» Document text
Canadian ice hockey player (born 1973)

Emmanuel Legace (born February 4, 1973) is a Canadian former professional ice hockey goaltender, who played most notably in the National Hockey League for the Detroit Red Wings, and later the St. Louis Blues between 1998 and 2010. Legace also enjoyed spells with the Los Angeles Kings, Carolina Hurricanes, and Iserlohn Roosters of the DEL. He finished his playing career for the Springfield Falcons of the American Hockey League, for whom he is the career leader in goaltending wins. Legace is the former goaltending coach for the NHL's Columbus Blue Jackets.

Legace was born in Toronto, Ontario, but grew up in Alliston, Ontario.

==Playing career==
As a youth, Legace played in the 1987 Quebec International Pee-Wee Hockey Tournament with a minor ice hockey team from Don Mills.

Prior to being selected by the Whalers, Legace played in the Ontario Hockey League with the Niagara Falls Thunder and in Roller Hockey International for the Toronto Planets. Legace spent the 1993–1994 season as a member of the Canadian National Team and played in sixteen games.

From there, Legace spent a lengthy apprenticeship in the minor leagues, largely for the Springfield Falcons, between 1994–98. He was a star with Springfield, garnering First Team All-Star honors and the AHL's leading goaltender award in 1996.

He also played a brief stint for the ECHL's Richmond Renegades in 1996–97 and for the IHL's Las Vegas Thunder in 1997–98. On July 31, 1998, the Carolina Hurricanes traded Legace to the Los Angeles Kings for a conditional draft pick in the 1999 NHL entry draft.

» Exercises
(1) In the hockey goaltender biography, where did Emmanuel Legace grow up?
(2) Carry on the biography of the hockey goaltender from where it stops.

» Material supplied

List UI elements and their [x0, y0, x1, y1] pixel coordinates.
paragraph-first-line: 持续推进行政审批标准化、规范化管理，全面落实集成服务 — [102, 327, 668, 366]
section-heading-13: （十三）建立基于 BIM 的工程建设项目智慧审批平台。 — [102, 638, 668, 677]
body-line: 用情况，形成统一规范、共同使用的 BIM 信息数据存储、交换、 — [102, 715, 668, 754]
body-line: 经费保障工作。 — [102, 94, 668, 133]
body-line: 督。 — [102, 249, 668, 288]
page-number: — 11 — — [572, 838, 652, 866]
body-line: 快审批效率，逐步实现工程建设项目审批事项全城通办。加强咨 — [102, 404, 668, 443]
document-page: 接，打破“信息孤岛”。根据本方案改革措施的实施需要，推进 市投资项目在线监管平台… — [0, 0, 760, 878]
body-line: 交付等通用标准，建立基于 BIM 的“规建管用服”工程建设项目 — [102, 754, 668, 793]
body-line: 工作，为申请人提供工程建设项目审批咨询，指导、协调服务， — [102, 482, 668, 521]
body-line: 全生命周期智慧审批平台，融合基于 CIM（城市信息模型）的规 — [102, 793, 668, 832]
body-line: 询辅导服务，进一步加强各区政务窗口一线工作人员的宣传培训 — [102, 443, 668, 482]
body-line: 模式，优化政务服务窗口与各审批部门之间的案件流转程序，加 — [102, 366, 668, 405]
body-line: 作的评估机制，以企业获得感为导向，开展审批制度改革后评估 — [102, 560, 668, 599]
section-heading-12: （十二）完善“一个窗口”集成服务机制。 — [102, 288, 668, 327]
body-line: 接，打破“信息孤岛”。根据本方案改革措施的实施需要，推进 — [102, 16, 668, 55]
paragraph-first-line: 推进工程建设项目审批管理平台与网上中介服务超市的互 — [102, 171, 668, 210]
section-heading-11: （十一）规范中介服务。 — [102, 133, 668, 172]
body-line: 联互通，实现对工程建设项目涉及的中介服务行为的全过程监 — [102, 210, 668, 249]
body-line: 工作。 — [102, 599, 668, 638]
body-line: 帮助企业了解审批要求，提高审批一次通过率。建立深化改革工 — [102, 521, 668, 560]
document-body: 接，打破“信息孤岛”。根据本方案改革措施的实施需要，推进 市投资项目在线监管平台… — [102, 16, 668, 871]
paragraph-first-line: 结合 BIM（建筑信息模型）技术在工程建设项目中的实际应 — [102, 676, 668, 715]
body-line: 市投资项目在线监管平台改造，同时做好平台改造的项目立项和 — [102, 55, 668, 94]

» Responses to the exercise
(1) Alliston, Ontario

(2)
Although he spent most of the 1999 season with the IHL Long Beach Ice Dogs, Legace got his first NHL start with the Kings. While he played well in limited action for Los Angeles, he signed with Detroit on July 15, 1999. However, since the Red Wings had both Chris Osgood and Ken Wregget as veteran goaltenders, Legace was left unprotected on waivers. He was then claimed by the Vancouver Canucks on September 29, 1999. Yet almost two weeks later, on October 13, 1999, Legace was reacquired by the Red Wings from the waiver wire when the Canucks in turn left him unprotected. While Legace spent most of his time playing for the IHL's Manitoba Moose, he did get some action while playing for the Red Wings, posting a perfect 4–0–0 record.

===Detroit Red Wings===
In training camp the next season, Legace beat out Wregget to establish himself as the backup goaltender to Chris Osgood. Osgood had a very slow start, and Legace subsequently saw much action. Posting a 24–5–5 record in 39 games, Legace looked to have assumed the starting role for the team. However, Osgood regained his stride and resumed starting duties in the playoffs.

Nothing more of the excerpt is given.